• _Requirement_
Reproduce each line of the material precisely.

Dataset records:
================

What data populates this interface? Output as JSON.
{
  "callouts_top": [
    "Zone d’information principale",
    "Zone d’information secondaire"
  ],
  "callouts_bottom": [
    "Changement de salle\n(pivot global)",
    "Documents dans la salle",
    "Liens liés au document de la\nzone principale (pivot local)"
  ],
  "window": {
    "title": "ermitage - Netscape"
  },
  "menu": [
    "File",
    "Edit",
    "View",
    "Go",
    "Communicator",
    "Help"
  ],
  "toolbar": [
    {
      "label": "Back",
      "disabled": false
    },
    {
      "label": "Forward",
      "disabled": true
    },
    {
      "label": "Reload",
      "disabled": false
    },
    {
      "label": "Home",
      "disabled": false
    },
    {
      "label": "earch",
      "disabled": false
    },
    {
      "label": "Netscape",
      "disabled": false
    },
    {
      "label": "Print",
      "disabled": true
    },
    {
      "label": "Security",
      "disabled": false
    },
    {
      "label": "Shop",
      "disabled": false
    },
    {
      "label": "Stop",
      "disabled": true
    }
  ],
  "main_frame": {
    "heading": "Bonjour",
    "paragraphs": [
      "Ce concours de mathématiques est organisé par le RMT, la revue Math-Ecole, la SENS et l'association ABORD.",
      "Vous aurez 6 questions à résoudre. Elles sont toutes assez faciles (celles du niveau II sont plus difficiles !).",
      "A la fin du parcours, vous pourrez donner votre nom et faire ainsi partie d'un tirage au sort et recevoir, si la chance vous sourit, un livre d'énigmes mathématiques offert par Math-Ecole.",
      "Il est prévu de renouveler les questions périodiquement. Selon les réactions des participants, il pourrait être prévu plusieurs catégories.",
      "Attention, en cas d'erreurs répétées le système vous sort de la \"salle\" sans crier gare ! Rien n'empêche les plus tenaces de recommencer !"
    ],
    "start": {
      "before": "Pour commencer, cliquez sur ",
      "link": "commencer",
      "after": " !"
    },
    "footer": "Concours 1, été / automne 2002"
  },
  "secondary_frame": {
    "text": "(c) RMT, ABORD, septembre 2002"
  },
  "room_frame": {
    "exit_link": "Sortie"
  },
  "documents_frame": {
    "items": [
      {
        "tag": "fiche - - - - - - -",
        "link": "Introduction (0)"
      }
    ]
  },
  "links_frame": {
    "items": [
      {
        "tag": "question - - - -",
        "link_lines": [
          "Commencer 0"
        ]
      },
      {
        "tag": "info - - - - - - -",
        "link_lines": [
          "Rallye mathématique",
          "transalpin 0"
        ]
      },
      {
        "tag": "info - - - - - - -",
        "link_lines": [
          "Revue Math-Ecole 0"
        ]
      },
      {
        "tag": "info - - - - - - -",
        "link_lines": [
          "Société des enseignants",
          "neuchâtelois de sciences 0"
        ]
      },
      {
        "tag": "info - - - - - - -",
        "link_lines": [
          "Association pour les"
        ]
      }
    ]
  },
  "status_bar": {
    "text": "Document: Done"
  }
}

================

• _Response to the exercise_
What data populates this interface? Output as JSON.
{
  "callouts_top": [
    "Zone d’information principale",
    "Zone d’information secondaire"
  ],
  "callouts_bottom": [
    "Changement de salle\n(pivot global)",
    "Documents dans la salle",
    "Liens liés au document de la\nzone principale (pivot local)"
  ],
  "window": {
    "title": "ermitage - Netscape"
  },
  "menu": [
    "File",
    "Edit",
    "View",
    "Go",
    "Communicator",
    "Help"
  ],
  "toolbar": [
    {
      "label": "Back",
      "disabled": false
    },
    {
      "label": "Forward",
      "disabled": true
    },
    {
      "label": "Reload",
      "disabled": false
    },
    {
      "label": "Home",
      "disabled": false
    },
    {
      "label": "earch",
      "disabled": false
    },
    {
      "label": "Netscape",
      "disabled": false
    },
    {
      "label": "Print",
      "disabled": true
    },
    {
      "label": "Security",
      "disabled": false
    },
    {
      "label": "Shop",
      "disabled": false
    },
    {
      "label": "Stop",
      "disabled": true
    }
  ],
  "main_frame": {
    "heading": "Bonjour",
    "paragraphs": [
      "Ce concours de mathématiques est organisé par le RMT, la revue Math-Ecole, la SENS et l'association ABORD.",
      "Vous aurez 6 questions à résoudre. Elles sont toutes assez faciles (celles du niveau II sont plus difficiles !).",
      "A la fin du parcours, vous pourrez donner votre nom et faire ainsi partie d'un tirage au sort et recevoir, si la chance vous sourit, un livre d'énigmes mathématiques offert par Math-Ecole.",
      "Il est prévu de renouveler les questions périodiquement. Selon les réactions des participants, il pourrait être prévu plusieurs catégories.",
      "Attention, en cas d'erreurs répétées le système vous sort de la \"salle\" sans crier gare ! Rien n'empêche les plus tenaces de recommencer !"
    ],
    "start": {
      "before": "Pour commencer, cliquez sur ",
      "link": "commencer",
      "after": " !"
    },
    "footer": "Concours 1, été / automne 2002"
  },
  "secondary_frame": {
    "text": "(c) RMT, ABORD, septembre 2002"
  },
  "room_frame": {
    "exit_link": "Sortie"
  },
  "documents_frame": {
    "items": [
      {
        "tag": "fiche - - - - - - -",
        "link": "Introduction (0)"
      }
    ]
  },
  "links_frame": {
    "items": [
      {
        "tag": "question - - - -",
        "link_lines": [
          "Commencer 0"
        ]
      },
      {
        "tag": "info - - - - - - -",
        "link_lines": [
          "Rallye mathématique",
          "transalpin 0"
        ]
      },
      {
        "tag": "info - - - - - - -",
        "link_lines": [
          "Revue Math-Ecole 0"
        ]
      },
      {
        "tag": "info - - - - - - -",
        "link_lines": [
          "Société des enseignants",
          "neuchâtelois de sciences 0"
        ]
      },
      {
        "tag": "info - - - - - - -",
        "link_lines": [
          "Association pour les"
        ]
      }
    ]
  },
  "status_bar": {
    "text": "Document: Done"
  }
}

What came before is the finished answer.